* [Task statement]:
Copy out each line that includes the word "的读书心得".

* [Material]:
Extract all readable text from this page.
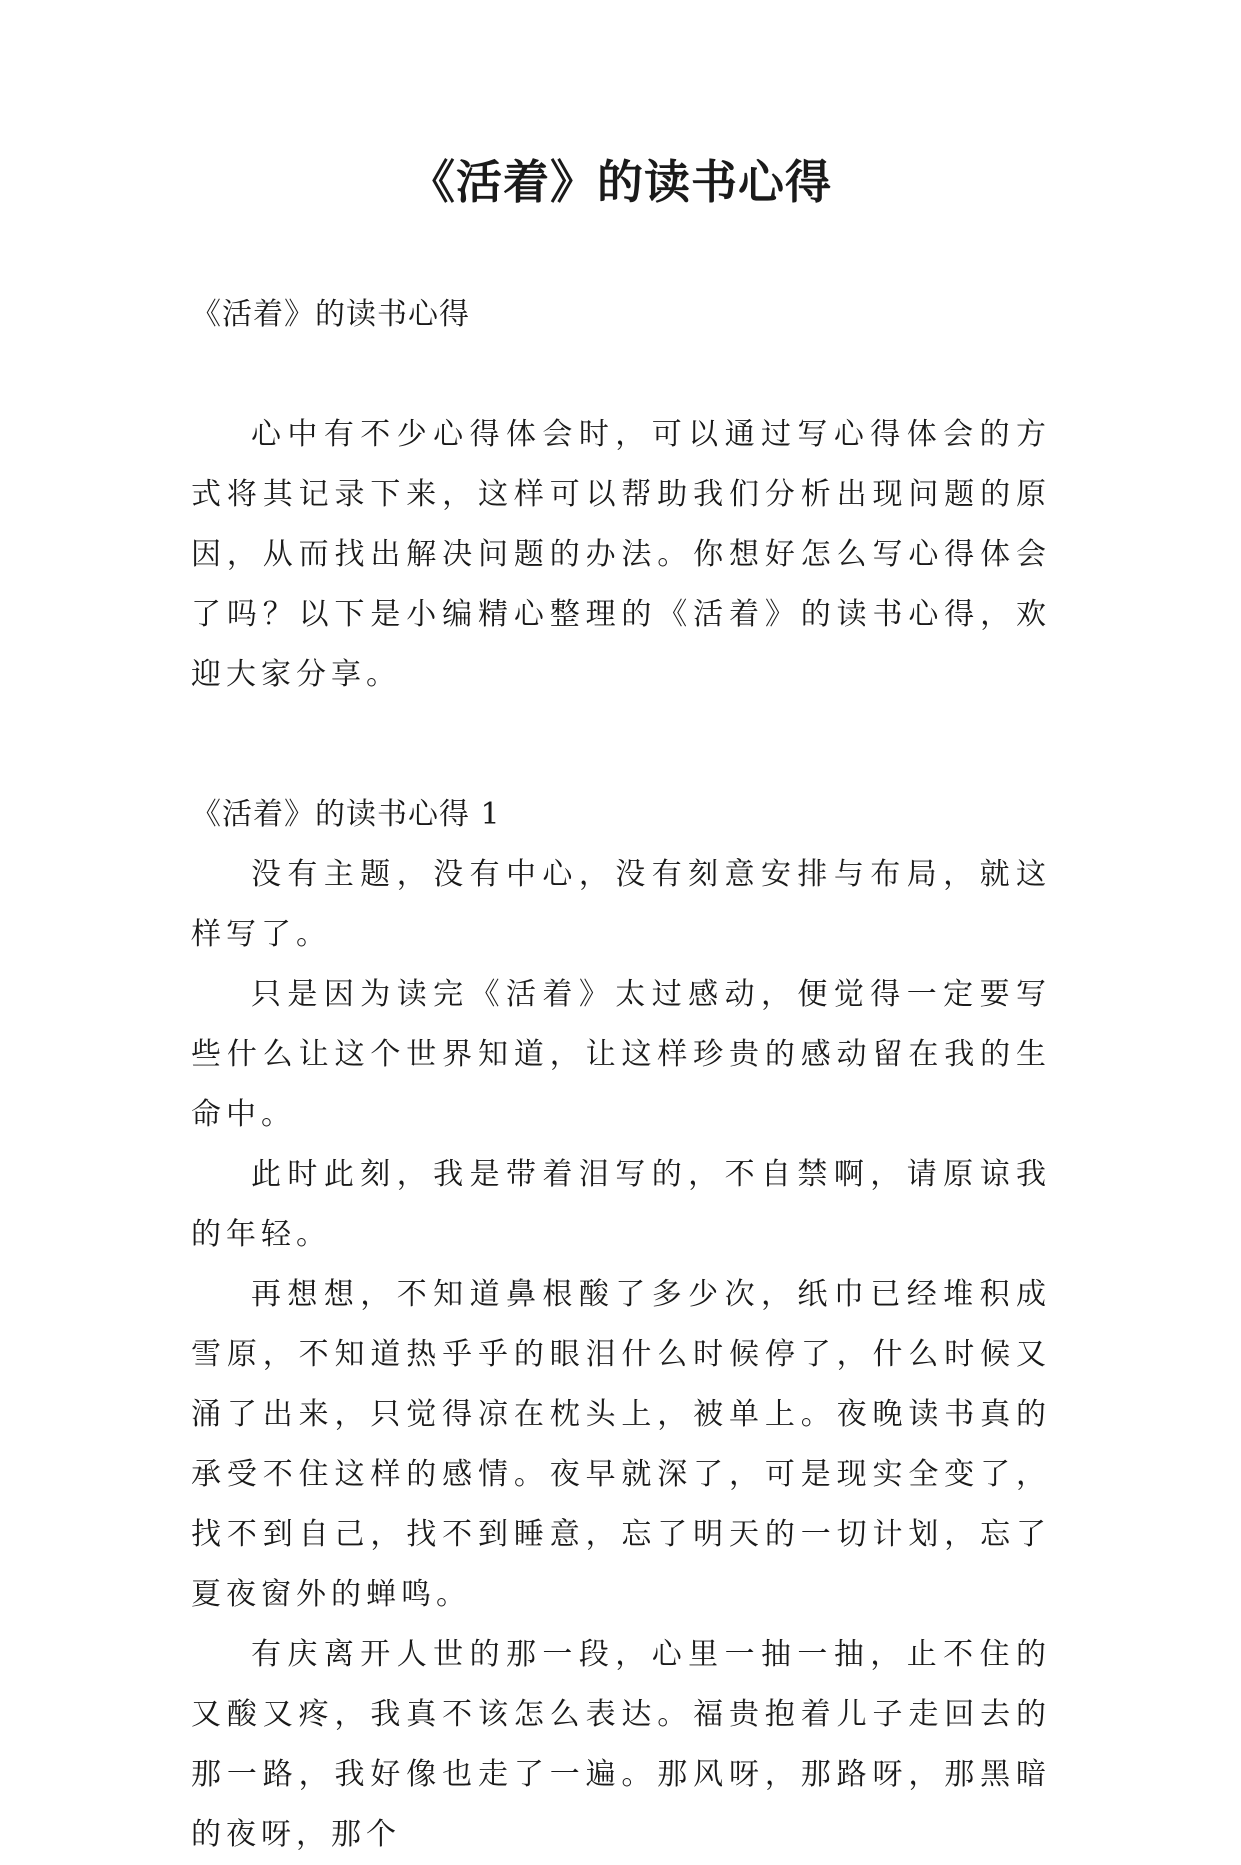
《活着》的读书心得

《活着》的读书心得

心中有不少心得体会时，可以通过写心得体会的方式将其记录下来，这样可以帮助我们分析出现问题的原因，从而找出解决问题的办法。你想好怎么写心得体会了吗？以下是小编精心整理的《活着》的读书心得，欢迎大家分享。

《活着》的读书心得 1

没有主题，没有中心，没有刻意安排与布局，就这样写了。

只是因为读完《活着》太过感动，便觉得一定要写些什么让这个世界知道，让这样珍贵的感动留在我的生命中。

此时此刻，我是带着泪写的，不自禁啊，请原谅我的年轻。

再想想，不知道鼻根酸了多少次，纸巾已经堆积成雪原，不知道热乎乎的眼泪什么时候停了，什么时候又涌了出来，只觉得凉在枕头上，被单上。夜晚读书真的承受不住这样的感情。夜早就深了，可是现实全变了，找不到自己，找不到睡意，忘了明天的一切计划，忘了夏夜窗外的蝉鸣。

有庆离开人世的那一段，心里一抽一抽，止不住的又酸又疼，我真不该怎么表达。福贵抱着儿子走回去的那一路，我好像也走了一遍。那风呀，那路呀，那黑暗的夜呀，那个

* [Solution for this problem]:
《活着》的读书心得
《活着》的读书心得
心中有不少心得体会时，可以通过写心得体会的方式将其记录下来，这样可以帮助我们分析出现问题的原因，从而找出解决问题的办法。你想好怎么写心得体会了吗？以下是小编精心整理的《活着》的读书心得，欢迎大家分享。
《活着》的读书心得 1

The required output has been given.